* _Requirements_
Output all the entries word for word. Omit the pictures.

Records excerpted from a collection:
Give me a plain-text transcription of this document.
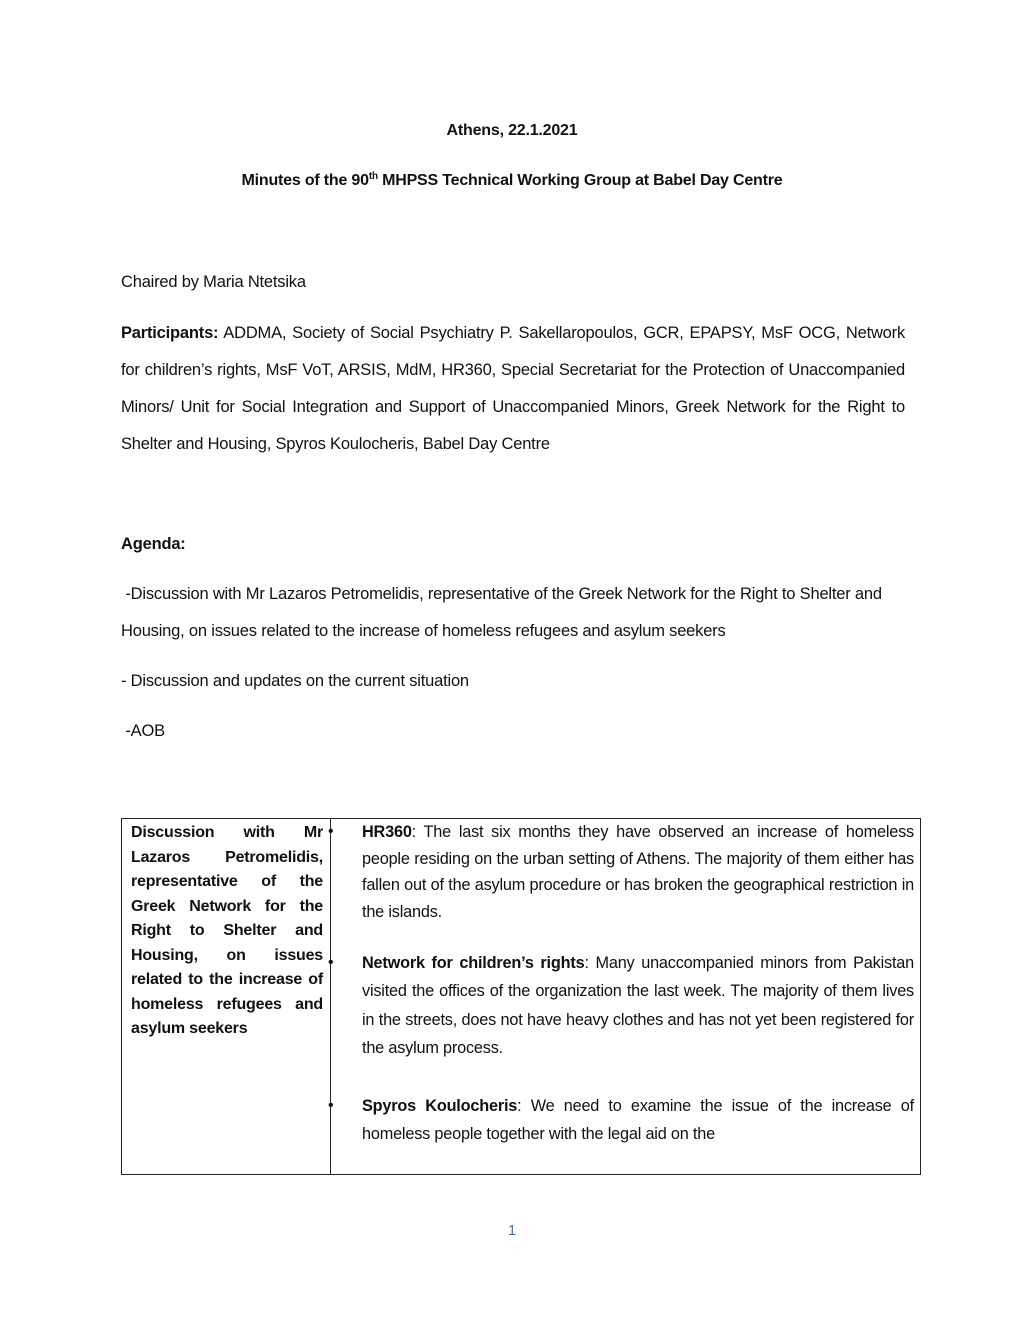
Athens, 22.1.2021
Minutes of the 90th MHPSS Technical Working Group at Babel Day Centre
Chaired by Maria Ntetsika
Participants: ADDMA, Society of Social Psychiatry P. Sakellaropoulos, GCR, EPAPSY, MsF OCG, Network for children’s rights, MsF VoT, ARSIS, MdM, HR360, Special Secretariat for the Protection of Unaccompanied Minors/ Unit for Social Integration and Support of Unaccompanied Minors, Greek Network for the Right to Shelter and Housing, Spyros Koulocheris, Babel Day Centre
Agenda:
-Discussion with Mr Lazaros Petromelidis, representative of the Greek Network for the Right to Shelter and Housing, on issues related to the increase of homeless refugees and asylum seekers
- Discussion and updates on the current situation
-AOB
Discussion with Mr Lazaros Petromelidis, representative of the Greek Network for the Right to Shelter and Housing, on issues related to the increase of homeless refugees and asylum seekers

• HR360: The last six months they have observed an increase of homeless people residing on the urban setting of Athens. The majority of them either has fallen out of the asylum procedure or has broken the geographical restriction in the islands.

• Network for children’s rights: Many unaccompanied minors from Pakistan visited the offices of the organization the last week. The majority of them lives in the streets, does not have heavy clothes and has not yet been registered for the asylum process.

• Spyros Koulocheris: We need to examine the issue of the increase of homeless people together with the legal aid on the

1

* _Answer_
Give me a plain-text transcription of this document.
Athens, 22.1.2021
Minutes of the 90th MHPSS Technical Working Group at Babel Day Centre
Chaired by Maria Ntetsika
Participants: ADDMA, Society of Social Psychiatry P. Sakellaropoulos, GCR, EPAPSY, MsF OCG, Network for children’s rights, MsF VoT, ARSIS, MdM, HR360, Special Secretariat for the Protection of Unaccompanied Minors/ Unit for Social Integration and Support of Unaccompanied Minors, Greek Network for the Right to Shelter and Housing, Spyros Koulocheris, Babel Day Centre
Agenda:
-Discussion with Mr Lazaros Petromelidis, representative of the Greek Network for the Right to Shelter and Housing, on issues related to the increase of homeless refugees and asylum seekers
- Discussion and updates on the current situation
-AOB
Discussion with Mr Lazaros Petromelidis, representative of the Greek Network for the Right to Shelter and Housing, on issues related to the increase of homeless refugees and asylum seekers

• HR360: The last six months they have observed an increase of homeless people residing on the urban setting of Athens. The majority of them either has fallen out of the asylum procedure or has broken the geographical restriction in the islands.

• Network for children’s rights: Many unaccompanied minors from Pakistan visited the offices of the organization the last week. The majority of them lives in the streets, does not have heavy clothes and has not yet been registered for the asylum process.

• Spyros Koulocheris: We need to examine the issue of the increase of homeless people together with the legal aid on the

1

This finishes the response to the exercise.